[Stored records]
---

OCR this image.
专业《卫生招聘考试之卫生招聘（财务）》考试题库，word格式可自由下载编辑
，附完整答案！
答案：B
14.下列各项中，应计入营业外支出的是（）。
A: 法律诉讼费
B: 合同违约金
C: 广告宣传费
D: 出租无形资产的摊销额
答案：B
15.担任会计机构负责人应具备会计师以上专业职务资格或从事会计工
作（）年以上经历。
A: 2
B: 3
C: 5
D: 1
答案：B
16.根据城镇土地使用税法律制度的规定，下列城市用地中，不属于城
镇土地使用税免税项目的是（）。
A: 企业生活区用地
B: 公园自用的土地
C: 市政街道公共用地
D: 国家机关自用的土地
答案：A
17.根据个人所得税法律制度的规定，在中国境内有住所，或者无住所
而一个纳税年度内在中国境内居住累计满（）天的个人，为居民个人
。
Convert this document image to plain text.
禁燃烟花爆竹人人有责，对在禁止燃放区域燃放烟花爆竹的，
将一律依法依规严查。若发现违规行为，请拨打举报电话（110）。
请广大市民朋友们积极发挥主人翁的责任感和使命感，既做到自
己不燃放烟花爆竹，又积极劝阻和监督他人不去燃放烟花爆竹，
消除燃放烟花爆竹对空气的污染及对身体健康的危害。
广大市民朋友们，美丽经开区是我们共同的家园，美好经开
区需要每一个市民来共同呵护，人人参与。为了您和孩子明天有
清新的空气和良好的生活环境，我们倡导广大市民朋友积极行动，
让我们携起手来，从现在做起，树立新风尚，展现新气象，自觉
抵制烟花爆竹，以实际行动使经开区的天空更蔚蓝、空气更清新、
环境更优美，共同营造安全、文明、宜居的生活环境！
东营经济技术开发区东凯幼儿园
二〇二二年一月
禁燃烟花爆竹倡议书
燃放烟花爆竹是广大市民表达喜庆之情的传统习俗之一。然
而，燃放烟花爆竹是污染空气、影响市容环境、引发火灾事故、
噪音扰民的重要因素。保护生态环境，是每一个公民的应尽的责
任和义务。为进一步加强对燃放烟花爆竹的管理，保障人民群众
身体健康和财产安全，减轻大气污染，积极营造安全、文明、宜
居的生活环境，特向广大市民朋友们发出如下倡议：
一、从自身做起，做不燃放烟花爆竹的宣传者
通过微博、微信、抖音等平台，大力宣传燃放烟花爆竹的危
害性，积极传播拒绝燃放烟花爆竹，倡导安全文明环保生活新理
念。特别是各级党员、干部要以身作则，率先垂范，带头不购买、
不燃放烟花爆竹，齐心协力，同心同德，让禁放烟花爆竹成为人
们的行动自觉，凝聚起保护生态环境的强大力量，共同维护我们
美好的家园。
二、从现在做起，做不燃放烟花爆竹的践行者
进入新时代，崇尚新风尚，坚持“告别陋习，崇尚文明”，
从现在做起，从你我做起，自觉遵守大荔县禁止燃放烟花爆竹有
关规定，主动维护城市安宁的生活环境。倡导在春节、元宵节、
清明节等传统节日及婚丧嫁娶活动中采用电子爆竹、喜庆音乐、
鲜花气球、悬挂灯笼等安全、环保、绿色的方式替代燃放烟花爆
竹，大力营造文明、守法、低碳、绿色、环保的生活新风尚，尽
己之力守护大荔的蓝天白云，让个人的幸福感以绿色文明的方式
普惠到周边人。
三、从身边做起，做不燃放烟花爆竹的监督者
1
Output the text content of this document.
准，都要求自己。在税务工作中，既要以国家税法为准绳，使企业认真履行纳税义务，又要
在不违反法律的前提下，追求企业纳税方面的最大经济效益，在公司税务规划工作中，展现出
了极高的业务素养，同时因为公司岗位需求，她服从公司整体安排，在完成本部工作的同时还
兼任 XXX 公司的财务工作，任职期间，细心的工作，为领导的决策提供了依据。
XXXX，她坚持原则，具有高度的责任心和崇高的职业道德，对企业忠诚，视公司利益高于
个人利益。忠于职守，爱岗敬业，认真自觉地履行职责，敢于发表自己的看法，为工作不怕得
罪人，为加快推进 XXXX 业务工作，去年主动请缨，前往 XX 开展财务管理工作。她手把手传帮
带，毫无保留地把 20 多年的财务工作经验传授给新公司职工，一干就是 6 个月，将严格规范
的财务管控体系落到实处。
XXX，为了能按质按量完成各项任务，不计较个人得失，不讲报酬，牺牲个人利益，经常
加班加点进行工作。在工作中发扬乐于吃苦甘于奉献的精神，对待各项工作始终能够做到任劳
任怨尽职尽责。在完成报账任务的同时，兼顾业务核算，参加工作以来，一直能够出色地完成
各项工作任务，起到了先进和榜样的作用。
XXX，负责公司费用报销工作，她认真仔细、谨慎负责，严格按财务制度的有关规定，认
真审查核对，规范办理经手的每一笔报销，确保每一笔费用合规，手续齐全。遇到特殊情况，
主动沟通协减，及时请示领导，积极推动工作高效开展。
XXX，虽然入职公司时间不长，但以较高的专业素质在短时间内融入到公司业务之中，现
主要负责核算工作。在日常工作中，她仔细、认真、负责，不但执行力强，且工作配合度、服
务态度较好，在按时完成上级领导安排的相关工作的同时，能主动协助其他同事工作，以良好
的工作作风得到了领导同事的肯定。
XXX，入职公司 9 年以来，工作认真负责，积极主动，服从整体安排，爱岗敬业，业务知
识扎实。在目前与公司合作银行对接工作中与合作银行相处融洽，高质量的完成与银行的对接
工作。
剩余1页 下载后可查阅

---

## What needs to be done
Could you transcribe the records in full, exactly?

## The reply
OCR this image.
专业《卫生招聘考试之卫生招聘（财务）》考试题库，word格式可自由下载编辑
，附完整答案！
答案：B
14.下列各项中，应计入营业外支出的是（）。
A: 法律诉讼费
B: 合同违约金
C: 广告宣传费
D: 出租无形资产的摊销额
答案：B
15.担任会计机构负责人应具备会计师以上专业职务资格或从事会计工
作（）年以上经历。
A: 2
B: 3
C: 5
D: 1
答案：B
16.根据城镇土地使用税法律制度的规定，下列城市用地中，不属于城
镇土地使用税免税项目的是（）。
A: 企业生活区用地
B: 公园自用的土地
C: 市政街道公共用地
D: 国家机关自用的土地
答案：A
17.根据个人所得税法律制度的规定，在中国境内有住所，或者无住所
而一个纳税年度内在中国境内居住累计满（）天的个人，为居民个人
。
Convert this document image to plain text.
禁燃烟花爆竹人人有责，对在禁止燃放区域燃放烟花爆竹的，
将一律依法依规严查。若发现违规行为，请拨打举报电话（110）。
请广大市民朋友们积极发挥主人翁的责任感和使命感，既做到自
己不燃放烟花爆竹，又积极劝阻和监督他人不去燃放烟花爆竹，
消除燃放烟花爆竹对空气的污染及对身体健康的危害。
广大市民朋友们，美丽经开区是我们共同的家园，美好经开
区需要每一个市民来共同呵护，人人参与。为了您和孩子明天有
清新的空气和良好的生活环境，我们倡导广大市民朋友积极行动，
让我们携起手来，从现在做起，树立新风尚，展现新气象，自觉
抵制烟花爆竹，以实际行动使经开区的天空更蔚蓝、空气更清新、
环境更优美，共同营造安全、文明、宜居的生活环境！
东营经济技术开发区东凯幼儿园
二〇二二年一月
禁燃烟花爆竹倡议书
燃放烟花爆竹是广大市民表达喜庆之情的传统习俗之一。然
而，燃放烟花爆竹是污染空气、影响市容环境、引发火灾事故、
噪音扰民的重要因素。保护生态环境，是每一个公民的应尽的责
任和义务。为进一步加强对燃放烟花爆竹的管理，保障人民群众
身体健康和财产安全，减轻大气污染，积极营造安全、文明、宜
居的生活环境，特向广大市民朋友们发出如下倡议：
一、从自身做起，做不燃放烟花爆竹的宣传者
通过微博、微信、抖音等平台，大力宣传燃放烟花爆竹的危
害性，积极传播拒绝燃放烟花爆竹，倡导安全文明环保生活新理
念。特别是各级党员、干部要以身作则，率先垂范，带头不购买、
不燃放烟花爆竹，齐心协力，同心同德，让禁放烟花爆竹成为人
们的行动自觉，凝聚起保护生态环境的强大力量，共同维护我们
美好的家园。
二、从现在做起，做不燃放烟花爆竹的践行者
进入新时代，崇尚新风尚，坚持“告别陋习，崇尚文明”，
从现在做起，从你我做起，自觉遵守大荔县禁止燃放烟花爆竹有
关规定，主动维护城市安宁的生活环境。倡导在春节、元宵节、
清明节等传统节日及婚丧嫁娶活动中采用电子爆竹、喜庆音乐、
鲜花气球、悬挂灯笼等安全、环保、绿色的方式替代燃放烟花爆
竹，大力营造文明、守法、低碳、绿色、环保的生活新风尚，尽
己之力守护大荔的蓝天白云，让个人的幸福感以绿色文明的方式
普惠到周边人。
三、从身边做起，做不燃放烟花爆竹的监督者
1
Output the text content of this document.
准，都要求自己。在税务工作中，既要以国家税法为准绳，使企业认真履行纳税义务，又要
在不违反法律的前提下，追求企业纳税方面的最大经济效益，在公司税务规划工作中，展现出
了极高的业务素养，同时因为公司岗位需求，她服从公司整体安排，在完成本部工作的同时还
兼任 XXX 公司的财务工作，任职期间，细心的工作，为领导的决策提供了依据。
XXXX，她坚持原则，具有高度的责任心和崇高的职业道德，对企业忠诚，视公司利益高于
个人利益。忠于职守，爱岗敬业，认真自觉地履行职责，敢于发表自己的看法，为工作不怕得
罪人，为加快推进 XXXX 业务工作，去年主动请缨，前往 XX 开展财务管理工作。她手把手传帮
带，毫无保留地把 20 多年的财务工作经验传授给新公司职工，一干就是 6 个月，将严格规范
的财务管控体系落到实处。
XXX，为了能按质按量完成各项任务，不计较个人得失，不讲报酬，牺牲个人利益，经常
加班加点进行工作。在工作中发扬乐于吃苦甘于奉献的精神，对待各项工作始终能够做到任劳
任怨尽职尽责。在完成报账任务的同时，兼顾业务核算，参加工作以来，一直能够出色地完成
各项工作任务，起到了先进和榜样的作用。
XXX，负责公司费用报销工作，她认真仔细、谨慎负责，严格按财务制度的有关规定，认
真审查核对，规范办理经手的每一笔报销，确保每一笔费用合规，手续齐全。遇到特殊情况，
主动沟通协减，及时请示领导，积极推动工作高效开展。
XXX，虽然入职公司时间不长，但以较高的专业素质在短时间内融入到公司业务之中，现
主要负责核算工作。在日常工作中，她仔细、认真、负责，不但执行力强，且工作配合度、服
务态度较好，在按时完成上级领导安排的相关工作的同时，能主动协助其他同事工作，以良好
的工作作风得到了领导同事的肯定。
XXX，入职公司 9 年以来，工作认真负责，积极主动，服从整体安排，爱岗敬业，业务知
识扎实。在目前与公司合作银行对接工作中与合作银行相处融洽，高质量的完成与银行的对接
工作。
剩余1页 下载后可查阅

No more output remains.